_EXERCISE PROMPT:_ Rewrite the records from the first line through the line with "x-tick-label: Ag-Hg-Ar — [222, 507, 284, 523]", renaming "legend-label" to "legend-entry" and leaving everything else unchanged. Give only those lines.

_DATA LISTING:_
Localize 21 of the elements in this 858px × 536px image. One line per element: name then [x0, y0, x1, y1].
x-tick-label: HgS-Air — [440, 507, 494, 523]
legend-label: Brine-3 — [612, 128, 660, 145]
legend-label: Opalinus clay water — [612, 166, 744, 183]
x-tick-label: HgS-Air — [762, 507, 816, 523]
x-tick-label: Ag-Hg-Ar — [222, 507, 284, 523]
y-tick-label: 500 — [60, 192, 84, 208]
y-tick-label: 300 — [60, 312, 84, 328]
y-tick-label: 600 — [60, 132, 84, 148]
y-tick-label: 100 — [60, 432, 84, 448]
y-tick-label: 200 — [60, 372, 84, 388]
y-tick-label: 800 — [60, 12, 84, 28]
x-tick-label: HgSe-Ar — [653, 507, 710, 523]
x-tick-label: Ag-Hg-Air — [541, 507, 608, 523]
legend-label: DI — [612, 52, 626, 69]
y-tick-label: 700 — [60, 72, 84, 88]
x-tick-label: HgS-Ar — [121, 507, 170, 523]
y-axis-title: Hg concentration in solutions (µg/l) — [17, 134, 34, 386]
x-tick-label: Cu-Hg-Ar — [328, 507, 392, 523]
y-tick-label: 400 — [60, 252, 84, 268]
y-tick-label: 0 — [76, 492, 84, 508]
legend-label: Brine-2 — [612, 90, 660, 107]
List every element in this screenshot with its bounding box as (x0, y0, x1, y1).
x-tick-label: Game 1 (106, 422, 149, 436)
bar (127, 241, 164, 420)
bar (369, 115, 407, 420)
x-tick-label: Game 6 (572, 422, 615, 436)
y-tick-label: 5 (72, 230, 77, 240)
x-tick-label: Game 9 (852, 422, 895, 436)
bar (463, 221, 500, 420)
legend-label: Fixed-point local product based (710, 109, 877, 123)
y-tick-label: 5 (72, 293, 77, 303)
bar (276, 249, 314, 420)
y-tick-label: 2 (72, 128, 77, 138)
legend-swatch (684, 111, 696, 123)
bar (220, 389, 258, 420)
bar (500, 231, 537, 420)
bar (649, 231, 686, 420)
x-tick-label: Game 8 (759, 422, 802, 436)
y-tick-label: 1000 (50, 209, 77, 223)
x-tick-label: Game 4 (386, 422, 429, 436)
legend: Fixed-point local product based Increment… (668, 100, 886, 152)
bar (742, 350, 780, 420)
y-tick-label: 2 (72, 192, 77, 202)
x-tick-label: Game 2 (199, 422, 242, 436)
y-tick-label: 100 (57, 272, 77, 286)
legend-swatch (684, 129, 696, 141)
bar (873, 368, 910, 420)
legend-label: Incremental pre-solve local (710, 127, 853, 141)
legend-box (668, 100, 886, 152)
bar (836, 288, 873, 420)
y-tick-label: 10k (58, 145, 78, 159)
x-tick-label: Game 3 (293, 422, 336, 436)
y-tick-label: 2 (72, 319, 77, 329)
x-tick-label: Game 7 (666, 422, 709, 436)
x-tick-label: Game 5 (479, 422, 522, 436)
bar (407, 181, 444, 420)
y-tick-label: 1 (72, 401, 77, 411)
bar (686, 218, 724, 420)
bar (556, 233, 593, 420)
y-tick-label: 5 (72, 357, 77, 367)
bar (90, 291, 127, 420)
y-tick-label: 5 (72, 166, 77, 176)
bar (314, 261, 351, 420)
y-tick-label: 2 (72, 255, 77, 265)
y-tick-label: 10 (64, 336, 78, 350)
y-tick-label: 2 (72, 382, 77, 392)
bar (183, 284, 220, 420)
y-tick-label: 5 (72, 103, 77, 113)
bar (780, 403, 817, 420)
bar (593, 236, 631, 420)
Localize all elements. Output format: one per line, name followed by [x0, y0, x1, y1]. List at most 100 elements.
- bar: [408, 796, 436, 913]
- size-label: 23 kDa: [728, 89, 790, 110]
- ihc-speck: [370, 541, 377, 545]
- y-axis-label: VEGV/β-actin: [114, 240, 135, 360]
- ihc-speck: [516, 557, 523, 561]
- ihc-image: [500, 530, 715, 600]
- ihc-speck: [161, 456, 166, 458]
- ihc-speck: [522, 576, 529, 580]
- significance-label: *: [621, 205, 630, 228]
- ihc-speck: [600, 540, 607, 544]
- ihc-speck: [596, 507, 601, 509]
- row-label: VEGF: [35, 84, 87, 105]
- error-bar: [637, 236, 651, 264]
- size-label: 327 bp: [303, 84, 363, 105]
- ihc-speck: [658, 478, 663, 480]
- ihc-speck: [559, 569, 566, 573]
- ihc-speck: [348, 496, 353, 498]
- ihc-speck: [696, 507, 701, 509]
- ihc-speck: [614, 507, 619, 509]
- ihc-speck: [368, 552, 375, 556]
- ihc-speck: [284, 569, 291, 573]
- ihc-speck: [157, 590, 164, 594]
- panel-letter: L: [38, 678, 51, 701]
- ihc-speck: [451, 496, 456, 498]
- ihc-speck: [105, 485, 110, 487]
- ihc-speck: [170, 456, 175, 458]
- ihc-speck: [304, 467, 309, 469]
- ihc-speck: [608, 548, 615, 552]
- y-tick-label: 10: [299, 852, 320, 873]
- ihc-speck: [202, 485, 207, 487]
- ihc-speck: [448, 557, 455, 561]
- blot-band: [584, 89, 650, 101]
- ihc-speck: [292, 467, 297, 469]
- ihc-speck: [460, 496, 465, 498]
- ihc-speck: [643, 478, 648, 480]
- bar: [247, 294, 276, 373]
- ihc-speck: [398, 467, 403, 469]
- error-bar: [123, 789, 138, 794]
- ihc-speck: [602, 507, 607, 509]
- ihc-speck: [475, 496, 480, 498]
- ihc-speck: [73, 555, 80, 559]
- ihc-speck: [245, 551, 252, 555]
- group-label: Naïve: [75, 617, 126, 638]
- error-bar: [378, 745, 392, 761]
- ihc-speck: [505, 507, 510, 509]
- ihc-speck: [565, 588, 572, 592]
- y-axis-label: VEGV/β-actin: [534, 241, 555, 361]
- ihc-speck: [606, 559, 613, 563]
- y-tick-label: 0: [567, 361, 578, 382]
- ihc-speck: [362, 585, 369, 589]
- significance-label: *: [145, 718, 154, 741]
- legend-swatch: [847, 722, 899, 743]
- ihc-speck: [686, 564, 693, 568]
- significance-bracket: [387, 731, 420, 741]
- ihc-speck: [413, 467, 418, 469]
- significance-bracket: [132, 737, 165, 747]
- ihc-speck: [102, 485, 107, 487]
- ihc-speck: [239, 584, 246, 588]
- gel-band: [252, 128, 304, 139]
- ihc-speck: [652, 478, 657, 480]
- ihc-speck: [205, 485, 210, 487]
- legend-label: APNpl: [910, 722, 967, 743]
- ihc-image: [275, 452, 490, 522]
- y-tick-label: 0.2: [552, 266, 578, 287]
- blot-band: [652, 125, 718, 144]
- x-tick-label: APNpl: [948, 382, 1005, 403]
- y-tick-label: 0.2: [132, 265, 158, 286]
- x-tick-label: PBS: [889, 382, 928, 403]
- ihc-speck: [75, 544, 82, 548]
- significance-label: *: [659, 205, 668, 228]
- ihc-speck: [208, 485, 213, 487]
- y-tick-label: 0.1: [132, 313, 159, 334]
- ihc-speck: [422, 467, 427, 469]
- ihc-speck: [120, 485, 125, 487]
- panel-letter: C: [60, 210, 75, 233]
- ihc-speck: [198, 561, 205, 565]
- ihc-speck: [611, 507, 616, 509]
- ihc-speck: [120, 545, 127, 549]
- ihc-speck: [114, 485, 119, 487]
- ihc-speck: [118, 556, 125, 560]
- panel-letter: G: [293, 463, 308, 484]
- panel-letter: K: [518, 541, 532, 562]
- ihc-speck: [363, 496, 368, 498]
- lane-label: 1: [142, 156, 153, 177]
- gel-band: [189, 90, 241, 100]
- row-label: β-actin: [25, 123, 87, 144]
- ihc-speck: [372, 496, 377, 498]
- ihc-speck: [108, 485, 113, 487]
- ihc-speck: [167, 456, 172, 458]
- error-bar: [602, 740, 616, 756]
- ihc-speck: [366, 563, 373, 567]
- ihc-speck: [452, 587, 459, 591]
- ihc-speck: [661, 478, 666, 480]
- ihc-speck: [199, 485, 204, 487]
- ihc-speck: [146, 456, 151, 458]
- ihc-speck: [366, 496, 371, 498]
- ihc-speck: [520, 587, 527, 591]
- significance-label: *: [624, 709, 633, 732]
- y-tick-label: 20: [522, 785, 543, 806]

_REPLY:_
Localize 21 of the elements in this 858px × 536px image. One line per element: name then [x0, y0, x1, y1].
x-tick-label: HgS-Air — [440, 507, 494, 523]
legend-entry: Brine-3 — [612, 128, 660, 145]
legend-entry: Opalinus clay water — [612, 166, 744, 183]
x-tick-label: HgS-Air — [762, 507, 816, 523]
x-tick-label: Ag-Hg-Ar — [222, 507, 284, 523]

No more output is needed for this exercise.